— start —
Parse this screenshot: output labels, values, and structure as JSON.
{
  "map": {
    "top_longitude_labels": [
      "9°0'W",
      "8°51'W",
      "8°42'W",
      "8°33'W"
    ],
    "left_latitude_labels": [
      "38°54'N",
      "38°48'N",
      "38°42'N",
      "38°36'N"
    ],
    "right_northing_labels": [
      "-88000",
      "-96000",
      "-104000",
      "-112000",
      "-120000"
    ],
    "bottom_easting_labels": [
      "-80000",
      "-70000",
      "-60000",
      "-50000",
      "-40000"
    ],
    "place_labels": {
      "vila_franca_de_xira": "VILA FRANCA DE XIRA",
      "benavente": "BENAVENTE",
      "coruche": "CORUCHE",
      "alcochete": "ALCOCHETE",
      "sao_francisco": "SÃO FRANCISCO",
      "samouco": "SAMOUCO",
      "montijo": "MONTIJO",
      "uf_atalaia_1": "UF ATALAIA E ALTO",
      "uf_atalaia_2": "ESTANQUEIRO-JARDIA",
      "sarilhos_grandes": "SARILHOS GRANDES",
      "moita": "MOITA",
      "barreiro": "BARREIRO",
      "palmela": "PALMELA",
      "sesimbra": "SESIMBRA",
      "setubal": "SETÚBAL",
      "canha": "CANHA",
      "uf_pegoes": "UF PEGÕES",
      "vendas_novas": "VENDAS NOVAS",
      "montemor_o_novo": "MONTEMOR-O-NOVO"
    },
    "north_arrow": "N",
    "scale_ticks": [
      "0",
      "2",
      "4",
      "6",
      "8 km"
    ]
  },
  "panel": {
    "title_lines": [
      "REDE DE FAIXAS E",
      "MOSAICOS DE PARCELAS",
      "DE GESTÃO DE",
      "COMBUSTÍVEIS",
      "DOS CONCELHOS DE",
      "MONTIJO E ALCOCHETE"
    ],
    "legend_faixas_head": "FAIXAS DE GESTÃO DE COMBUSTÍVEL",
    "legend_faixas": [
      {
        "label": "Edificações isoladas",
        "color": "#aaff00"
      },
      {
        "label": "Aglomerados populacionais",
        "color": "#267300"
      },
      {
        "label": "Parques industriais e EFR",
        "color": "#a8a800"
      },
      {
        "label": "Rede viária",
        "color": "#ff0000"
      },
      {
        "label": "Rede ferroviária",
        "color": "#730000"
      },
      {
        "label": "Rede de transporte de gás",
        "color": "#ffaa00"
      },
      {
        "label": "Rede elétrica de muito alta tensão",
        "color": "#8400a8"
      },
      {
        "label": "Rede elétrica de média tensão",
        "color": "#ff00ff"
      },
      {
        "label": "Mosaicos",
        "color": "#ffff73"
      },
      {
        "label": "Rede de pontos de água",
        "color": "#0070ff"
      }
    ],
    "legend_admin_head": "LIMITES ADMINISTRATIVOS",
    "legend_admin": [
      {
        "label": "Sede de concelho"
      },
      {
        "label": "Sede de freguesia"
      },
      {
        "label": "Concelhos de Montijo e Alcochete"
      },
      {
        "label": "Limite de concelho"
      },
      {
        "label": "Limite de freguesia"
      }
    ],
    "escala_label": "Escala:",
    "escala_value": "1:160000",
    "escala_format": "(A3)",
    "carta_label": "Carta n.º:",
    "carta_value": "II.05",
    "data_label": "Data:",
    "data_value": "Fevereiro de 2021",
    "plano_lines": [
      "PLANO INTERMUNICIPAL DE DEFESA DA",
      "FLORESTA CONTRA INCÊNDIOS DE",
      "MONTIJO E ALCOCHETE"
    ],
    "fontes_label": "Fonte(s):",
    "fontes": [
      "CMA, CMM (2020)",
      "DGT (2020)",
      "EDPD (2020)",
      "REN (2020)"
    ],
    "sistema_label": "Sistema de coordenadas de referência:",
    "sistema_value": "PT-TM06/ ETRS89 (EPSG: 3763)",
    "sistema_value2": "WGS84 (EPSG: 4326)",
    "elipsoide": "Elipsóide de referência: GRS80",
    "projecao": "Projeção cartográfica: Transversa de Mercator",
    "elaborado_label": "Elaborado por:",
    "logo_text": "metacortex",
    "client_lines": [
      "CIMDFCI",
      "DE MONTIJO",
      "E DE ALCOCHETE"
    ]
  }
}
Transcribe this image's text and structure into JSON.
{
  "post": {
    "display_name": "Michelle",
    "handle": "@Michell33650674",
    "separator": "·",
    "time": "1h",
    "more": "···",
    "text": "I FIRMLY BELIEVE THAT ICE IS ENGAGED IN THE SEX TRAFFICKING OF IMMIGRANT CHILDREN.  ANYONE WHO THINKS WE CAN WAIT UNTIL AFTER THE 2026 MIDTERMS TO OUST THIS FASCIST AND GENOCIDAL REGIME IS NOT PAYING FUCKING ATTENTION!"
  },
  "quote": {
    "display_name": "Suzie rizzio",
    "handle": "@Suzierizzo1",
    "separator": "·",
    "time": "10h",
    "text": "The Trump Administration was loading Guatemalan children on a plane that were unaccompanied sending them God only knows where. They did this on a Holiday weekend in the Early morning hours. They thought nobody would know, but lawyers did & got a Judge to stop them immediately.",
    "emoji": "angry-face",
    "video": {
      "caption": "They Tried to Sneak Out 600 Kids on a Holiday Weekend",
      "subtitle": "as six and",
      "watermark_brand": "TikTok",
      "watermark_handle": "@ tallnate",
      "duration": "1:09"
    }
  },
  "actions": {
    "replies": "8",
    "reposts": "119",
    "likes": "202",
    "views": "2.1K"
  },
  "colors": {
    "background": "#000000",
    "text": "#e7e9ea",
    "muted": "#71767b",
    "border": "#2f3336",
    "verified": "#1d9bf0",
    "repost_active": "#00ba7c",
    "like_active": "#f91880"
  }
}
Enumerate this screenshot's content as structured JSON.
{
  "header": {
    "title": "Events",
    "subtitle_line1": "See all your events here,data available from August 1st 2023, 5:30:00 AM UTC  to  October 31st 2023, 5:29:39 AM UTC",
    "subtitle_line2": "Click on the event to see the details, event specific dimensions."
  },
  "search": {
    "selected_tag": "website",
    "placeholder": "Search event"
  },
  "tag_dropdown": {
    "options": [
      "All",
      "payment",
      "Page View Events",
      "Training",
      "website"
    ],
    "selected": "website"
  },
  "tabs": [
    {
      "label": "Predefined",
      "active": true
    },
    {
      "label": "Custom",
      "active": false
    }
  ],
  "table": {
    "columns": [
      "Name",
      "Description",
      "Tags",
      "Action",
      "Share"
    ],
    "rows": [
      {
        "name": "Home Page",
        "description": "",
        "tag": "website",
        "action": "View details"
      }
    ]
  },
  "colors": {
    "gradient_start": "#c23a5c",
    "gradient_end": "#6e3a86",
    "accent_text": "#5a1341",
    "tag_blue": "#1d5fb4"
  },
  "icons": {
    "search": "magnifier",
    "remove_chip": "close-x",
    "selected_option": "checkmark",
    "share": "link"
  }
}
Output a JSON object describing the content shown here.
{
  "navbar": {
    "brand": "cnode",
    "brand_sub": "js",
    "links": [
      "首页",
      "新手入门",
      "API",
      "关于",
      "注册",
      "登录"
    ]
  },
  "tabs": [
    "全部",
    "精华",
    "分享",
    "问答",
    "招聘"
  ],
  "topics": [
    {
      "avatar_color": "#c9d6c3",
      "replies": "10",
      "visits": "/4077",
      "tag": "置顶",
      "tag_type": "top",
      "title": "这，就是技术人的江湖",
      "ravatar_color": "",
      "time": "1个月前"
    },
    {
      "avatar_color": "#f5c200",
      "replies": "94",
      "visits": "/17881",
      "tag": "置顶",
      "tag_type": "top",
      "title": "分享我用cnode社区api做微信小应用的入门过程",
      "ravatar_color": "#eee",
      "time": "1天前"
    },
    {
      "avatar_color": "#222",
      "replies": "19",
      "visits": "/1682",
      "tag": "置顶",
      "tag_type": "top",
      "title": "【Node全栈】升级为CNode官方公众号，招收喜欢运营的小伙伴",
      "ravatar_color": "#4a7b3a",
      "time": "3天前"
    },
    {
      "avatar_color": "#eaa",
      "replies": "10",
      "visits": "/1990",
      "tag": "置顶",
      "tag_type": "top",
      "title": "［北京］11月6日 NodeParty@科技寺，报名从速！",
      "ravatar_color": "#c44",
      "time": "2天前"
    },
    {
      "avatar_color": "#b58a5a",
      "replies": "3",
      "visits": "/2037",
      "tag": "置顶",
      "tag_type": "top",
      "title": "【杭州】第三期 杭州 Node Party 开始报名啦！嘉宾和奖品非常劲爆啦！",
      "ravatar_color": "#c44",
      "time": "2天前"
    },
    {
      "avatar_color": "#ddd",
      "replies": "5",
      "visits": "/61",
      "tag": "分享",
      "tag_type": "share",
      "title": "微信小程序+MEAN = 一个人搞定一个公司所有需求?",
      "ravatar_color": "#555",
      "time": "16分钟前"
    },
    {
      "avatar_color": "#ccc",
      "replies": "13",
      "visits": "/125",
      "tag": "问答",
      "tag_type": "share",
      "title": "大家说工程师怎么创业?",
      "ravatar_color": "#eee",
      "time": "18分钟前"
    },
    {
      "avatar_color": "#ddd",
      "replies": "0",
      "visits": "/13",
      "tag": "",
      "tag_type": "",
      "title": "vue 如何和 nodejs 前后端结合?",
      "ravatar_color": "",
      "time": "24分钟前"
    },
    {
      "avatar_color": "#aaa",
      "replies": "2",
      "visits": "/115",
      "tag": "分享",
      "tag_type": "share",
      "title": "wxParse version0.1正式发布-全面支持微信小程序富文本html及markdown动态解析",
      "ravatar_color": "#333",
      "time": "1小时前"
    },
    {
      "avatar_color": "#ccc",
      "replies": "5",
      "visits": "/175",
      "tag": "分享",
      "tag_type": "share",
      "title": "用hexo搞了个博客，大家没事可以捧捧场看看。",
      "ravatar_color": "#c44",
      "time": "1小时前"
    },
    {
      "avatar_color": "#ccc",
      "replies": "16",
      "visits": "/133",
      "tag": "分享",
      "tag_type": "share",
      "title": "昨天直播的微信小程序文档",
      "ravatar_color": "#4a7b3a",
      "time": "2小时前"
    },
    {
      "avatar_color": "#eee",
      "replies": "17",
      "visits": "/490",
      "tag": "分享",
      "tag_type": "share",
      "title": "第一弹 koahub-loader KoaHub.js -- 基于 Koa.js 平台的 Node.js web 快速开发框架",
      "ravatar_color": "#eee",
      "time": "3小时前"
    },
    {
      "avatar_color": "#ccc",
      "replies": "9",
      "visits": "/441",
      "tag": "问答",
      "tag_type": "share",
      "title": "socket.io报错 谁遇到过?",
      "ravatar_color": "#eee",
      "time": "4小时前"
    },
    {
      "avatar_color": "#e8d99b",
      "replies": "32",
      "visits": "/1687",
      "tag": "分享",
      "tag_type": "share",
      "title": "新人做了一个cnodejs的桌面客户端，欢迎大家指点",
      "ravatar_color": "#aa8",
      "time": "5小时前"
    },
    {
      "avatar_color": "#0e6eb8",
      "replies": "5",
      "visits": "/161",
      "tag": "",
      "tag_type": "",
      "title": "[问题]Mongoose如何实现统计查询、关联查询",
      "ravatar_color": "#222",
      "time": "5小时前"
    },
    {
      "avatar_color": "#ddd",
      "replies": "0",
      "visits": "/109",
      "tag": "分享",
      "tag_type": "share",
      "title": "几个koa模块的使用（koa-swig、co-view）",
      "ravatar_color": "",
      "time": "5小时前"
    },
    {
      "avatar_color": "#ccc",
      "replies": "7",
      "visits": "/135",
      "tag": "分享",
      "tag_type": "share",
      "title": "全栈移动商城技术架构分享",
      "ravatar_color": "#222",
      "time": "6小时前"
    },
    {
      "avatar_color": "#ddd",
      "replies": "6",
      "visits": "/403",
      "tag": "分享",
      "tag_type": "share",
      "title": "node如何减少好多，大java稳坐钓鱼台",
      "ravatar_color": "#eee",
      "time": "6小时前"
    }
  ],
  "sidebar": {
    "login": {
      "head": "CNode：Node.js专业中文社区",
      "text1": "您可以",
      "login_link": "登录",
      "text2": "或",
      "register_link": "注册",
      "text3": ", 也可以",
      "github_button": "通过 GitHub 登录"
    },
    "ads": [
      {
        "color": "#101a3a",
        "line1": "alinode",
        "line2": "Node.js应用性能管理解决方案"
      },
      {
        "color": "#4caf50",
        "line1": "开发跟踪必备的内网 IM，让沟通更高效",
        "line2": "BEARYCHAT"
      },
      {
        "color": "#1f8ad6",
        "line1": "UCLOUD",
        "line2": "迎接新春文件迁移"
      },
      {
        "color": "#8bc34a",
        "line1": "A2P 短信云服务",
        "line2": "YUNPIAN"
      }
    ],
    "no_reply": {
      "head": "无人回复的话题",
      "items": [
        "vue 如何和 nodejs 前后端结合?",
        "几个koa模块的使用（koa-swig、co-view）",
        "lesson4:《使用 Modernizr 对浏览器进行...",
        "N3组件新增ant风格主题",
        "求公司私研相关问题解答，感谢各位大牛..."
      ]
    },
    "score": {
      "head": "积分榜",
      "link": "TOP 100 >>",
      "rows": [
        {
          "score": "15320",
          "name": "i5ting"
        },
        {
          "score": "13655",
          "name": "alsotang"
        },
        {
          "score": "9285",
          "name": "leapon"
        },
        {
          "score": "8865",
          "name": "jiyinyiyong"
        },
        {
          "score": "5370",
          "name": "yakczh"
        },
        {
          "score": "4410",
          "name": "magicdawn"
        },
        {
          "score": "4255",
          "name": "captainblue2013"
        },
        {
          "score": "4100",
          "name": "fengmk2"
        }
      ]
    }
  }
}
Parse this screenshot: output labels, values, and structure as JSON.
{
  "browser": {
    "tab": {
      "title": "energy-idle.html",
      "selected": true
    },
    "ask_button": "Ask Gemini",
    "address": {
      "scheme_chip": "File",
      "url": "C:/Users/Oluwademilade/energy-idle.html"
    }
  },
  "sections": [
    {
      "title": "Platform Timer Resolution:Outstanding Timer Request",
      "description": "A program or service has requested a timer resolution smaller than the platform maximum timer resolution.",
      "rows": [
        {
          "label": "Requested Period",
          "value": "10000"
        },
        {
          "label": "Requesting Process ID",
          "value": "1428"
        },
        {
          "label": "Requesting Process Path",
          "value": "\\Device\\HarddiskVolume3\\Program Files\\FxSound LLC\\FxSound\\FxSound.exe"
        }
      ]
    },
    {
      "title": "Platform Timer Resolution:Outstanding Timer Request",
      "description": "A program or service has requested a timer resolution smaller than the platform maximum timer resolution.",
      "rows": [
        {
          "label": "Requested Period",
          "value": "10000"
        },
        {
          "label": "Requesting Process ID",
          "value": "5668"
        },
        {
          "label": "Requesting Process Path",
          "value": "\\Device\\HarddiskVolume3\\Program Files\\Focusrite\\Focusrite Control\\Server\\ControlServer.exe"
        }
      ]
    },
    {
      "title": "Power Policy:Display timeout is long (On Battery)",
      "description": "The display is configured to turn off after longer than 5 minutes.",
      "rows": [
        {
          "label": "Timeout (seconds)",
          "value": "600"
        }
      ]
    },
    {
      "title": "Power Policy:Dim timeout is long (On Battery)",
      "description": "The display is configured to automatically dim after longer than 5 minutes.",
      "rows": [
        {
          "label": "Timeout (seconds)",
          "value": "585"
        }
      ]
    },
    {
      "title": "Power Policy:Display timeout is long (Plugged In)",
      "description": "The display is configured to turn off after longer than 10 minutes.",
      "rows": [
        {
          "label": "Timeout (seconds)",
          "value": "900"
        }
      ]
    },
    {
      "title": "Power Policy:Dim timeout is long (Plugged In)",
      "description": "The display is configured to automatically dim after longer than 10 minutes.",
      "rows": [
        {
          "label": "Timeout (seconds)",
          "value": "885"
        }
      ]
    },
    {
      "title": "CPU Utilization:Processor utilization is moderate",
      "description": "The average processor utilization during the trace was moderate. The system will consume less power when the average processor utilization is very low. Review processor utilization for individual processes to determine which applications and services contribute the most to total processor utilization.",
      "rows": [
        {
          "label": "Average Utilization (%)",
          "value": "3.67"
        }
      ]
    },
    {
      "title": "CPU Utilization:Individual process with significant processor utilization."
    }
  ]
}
— end —
- **Task**:
Please list every line of the records that contains "idle".

- **Response to the task**:
      "title": "energy-idle.html",
      "url": "C:/Users/Oluwademilade/energy-idle.html"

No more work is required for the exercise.